* [Data section]:
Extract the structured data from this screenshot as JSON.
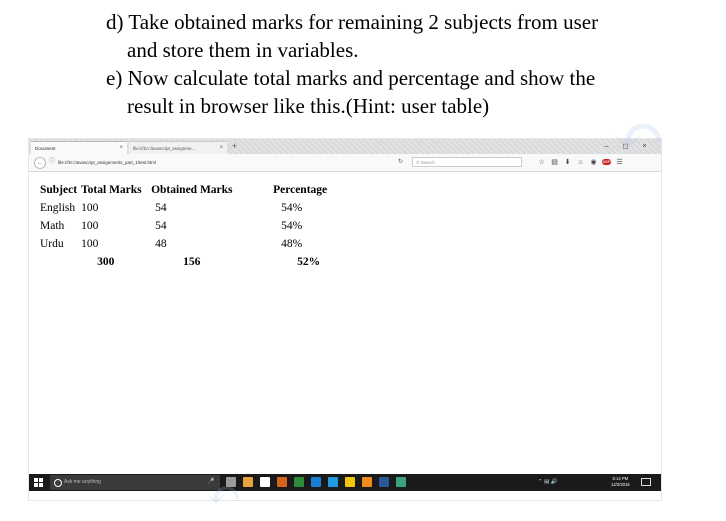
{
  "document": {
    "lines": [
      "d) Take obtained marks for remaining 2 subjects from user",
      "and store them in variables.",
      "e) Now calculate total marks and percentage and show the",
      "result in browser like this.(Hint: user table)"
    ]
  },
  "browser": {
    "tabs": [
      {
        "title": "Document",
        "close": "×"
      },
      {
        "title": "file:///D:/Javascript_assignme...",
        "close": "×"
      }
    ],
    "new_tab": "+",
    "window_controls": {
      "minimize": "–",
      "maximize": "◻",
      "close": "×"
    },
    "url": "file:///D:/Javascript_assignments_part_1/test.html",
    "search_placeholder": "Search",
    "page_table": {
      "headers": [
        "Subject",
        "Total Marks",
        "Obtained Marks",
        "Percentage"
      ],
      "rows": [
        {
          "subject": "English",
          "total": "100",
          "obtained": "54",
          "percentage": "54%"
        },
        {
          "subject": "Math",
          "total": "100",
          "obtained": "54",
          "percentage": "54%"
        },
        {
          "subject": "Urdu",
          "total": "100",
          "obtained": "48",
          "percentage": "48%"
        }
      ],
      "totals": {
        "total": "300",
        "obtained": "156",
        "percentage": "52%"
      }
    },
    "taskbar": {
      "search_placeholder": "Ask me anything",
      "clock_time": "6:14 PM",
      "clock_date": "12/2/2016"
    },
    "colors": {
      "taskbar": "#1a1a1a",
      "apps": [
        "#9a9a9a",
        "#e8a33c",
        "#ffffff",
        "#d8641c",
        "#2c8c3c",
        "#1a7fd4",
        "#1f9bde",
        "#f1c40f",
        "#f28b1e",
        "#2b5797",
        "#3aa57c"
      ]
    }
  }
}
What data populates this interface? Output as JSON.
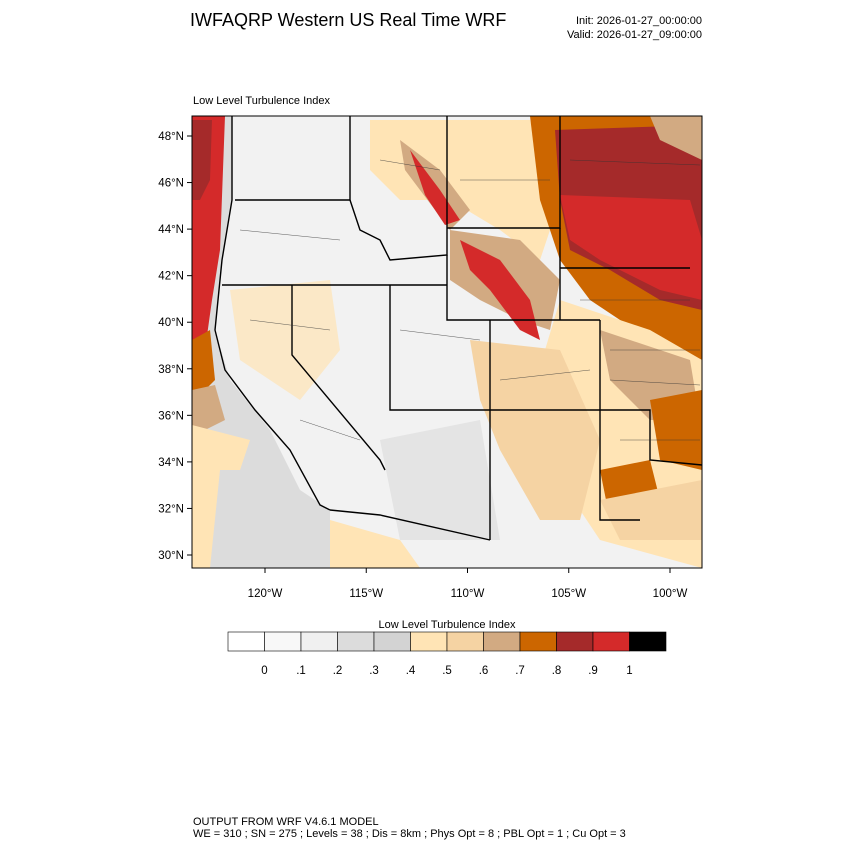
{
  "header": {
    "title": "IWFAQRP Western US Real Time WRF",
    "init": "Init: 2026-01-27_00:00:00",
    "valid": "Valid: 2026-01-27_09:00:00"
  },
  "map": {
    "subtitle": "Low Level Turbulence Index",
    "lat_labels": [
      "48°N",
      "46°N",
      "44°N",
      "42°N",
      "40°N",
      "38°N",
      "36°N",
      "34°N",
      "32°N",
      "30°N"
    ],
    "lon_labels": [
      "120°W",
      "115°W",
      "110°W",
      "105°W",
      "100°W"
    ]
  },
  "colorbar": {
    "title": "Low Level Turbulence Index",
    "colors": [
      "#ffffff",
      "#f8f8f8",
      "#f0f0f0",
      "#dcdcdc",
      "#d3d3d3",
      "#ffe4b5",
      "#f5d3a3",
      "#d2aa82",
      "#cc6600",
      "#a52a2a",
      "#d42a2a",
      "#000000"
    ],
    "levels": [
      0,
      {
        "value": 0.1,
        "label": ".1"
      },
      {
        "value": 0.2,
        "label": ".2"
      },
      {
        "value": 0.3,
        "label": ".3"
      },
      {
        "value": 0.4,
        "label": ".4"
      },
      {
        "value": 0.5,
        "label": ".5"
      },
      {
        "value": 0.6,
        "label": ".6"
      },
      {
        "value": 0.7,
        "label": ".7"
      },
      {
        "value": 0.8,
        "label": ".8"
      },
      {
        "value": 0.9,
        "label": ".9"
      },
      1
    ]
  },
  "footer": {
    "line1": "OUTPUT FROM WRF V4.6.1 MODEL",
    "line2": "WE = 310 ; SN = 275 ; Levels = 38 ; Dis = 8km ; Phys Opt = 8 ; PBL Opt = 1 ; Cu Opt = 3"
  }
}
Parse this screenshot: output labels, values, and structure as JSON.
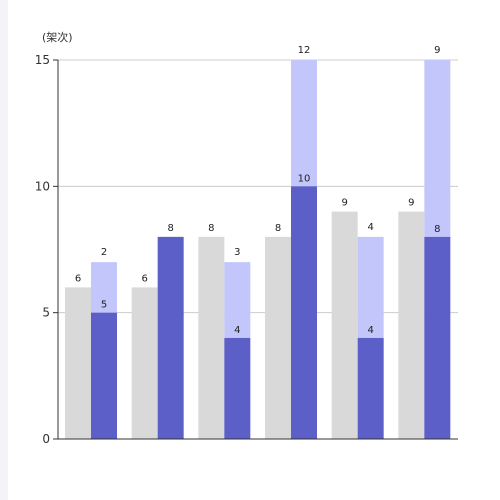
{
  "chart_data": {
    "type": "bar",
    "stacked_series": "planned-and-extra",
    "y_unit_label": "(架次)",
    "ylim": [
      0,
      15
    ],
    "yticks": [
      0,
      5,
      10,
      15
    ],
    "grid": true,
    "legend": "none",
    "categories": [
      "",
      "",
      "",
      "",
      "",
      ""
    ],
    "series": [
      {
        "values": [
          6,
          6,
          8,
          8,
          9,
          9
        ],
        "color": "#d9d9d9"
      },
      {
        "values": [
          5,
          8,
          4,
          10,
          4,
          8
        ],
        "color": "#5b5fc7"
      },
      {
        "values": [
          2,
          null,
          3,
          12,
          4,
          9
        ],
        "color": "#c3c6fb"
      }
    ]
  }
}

* [Required work]:
Leaving the pictures aside, transcribe the entire listing exactly.

* [Exercise result]:
Extract the structured data from this screenshot as JSON.
{
  "document": {
    "lines": [
      "d) Take obtained marks for remaining 2 subjects from user",
      "and store them in variables.",
      "e) Now calculate total marks and percentage and show the",
      "result in browser like this.(Hint: user table)"
    ]
  },
  "browser": {
    "tabs": [
      {
        "title": "Document",
        "close": "×"
      },
      {
        "title": "file:///D:/Javascript_assignme...",
        "close": "×"
      }
    ],
    "new_tab": "+",
    "window_controls": {
      "minimize": "–",
      "maximize": "◻",
      "close": "×"
    },
    "url": "file:///D:/Javascript_assignments_part_1/test.html",
    "search_placeholder": "Search",
    "page_table": {
      "headers": [
        "Subject",
        "Total Marks",
        "Obtained Marks",
        "Percentage"
      ],
      "rows": [
        {
          "subject": "English",
          "total": "100",
          "obtained": "54",
          "percentage": "54%"
        },
        {
          "subject": "Math",
          "total": "100",
          "obtained": "54",
          "percentage": "54%"
        },
        {
          "subject": "Urdu",
          "total": "100",
          "obtained": "48",
          "percentage": "48%"
        }
      ],
      "totals": {
        "total": "300",
        "obtained": "156",
        "percentage": "52%"
      }
    },
    "taskbar": {
      "search_placeholder": "Ask me anything",
      "clock_time": "6:14 PM",
      "clock_date": "12/2/2016"
    },
    "colors": {
      "taskbar": "#1a1a1a",
      "apps": [
        "#9a9a9a",
        "#e8a33c",
        "#ffffff",
        "#d8641c",
        "#2c8c3c",
        "#1a7fd4",
        "#1f9bde",
        "#f1c40f",
        "#f28b1e",
        "#2b5797",
        "#3aa57c"
      ]
    }
  }
}
What data populates this interface? Output as JSON.
{
  "header": {
    "title": "IWFAQRP Western US Real Time WRF",
    "init": "Init: 2026-01-27_00:00:00",
    "valid": "Valid: 2026-01-27_09:00:00"
  },
  "map": {
    "subtitle": "Low Level Turbulence Index",
    "lat_labels": [
      "48°N",
      "46°N",
      "44°N",
      "42°N",
      "40°N",
      "38°N",
      "36°N",
      "34°N",
      "32°N",
      "30°N"
    ],
    "lon_labels": [
      "120°W",
      "115°W",
      "110°W",
      "105°W",
      "100°W"
    ]
  },
  "colorbar": {
    "title": "Low Level Turbulence Index",
    "colors": [
      "#ffffff",
      "#f8f8f8",
      "#f0f0f0",
      "#dcdcdc",
      "#d3d3d3",
      "#ffe4b5",
      "#f5d3a3",
      "#d2aa82",
      "#cc6600",
      "#a52a2a",
      "#d42a2a",
      "#000000"
    ],
    "levels": [
      0,
      {
        "value": 0.1,
        "label": ".1"
      },
      {
        "value": 0.2,
        "label": ".2"
      },
      {
        "value": 0.3,
        "label": ".3"
      },
      {
        "value": 0.4,
        "label": ".4"
      },
      {
        "value": 0.5,
        "label": ".5"
      },
      {
        "value": 0.6,
        "label": ".6"
      },
      {
        "value": 0.7,
        "label": ".7"
      },
      {
        "value": 0.8,
        "label": ".8"
      },
      {
        "value": 0.9,
        "label": ".9"
      },
      1
    ]
  },
  "footer": {
    "line1": "OUTPUT FROM WRF V4.6.1 MODEL",
    "line2": "WE = 310 ; SN = 275 ; Levels = 38 ; Dis = 8km ; Phys Opt = 8 ; PBL Opt = 1 ; Cu Opt = 3"
  }
}
Parse this screenshot: output labels, values, and structure as JSON.
{
  "chart_data": {
    "type": "bar",
    "stacked_series": "planned-and-extra",
    "y_unit_label": "(架次)",
    "ylim": [
      0,
      15
    ],
    "yticks": [
      0,
      5,
      10,
      15
    ],
    "grid": true,
    "legend": "none",
    "categories": [
      "",
      "",
      "",
      "",
      "",
      ""
    ],
    "series": [
      {
        "values": [
          6,
          6,
          8,
          8,
          9,
          9
        ],
        "color": "#d9d9d9"
      },
      {
        "values": [
          5,
          8,
          4,
          10,
          4,
          8
        ],
        "color": "#5b5fc7"
      },
      {
        "values": [
          2,
          null,
          3,
          12,
          4,
          9
        ],
        "color": "#c3c6fb"
      }
    ]
  }
}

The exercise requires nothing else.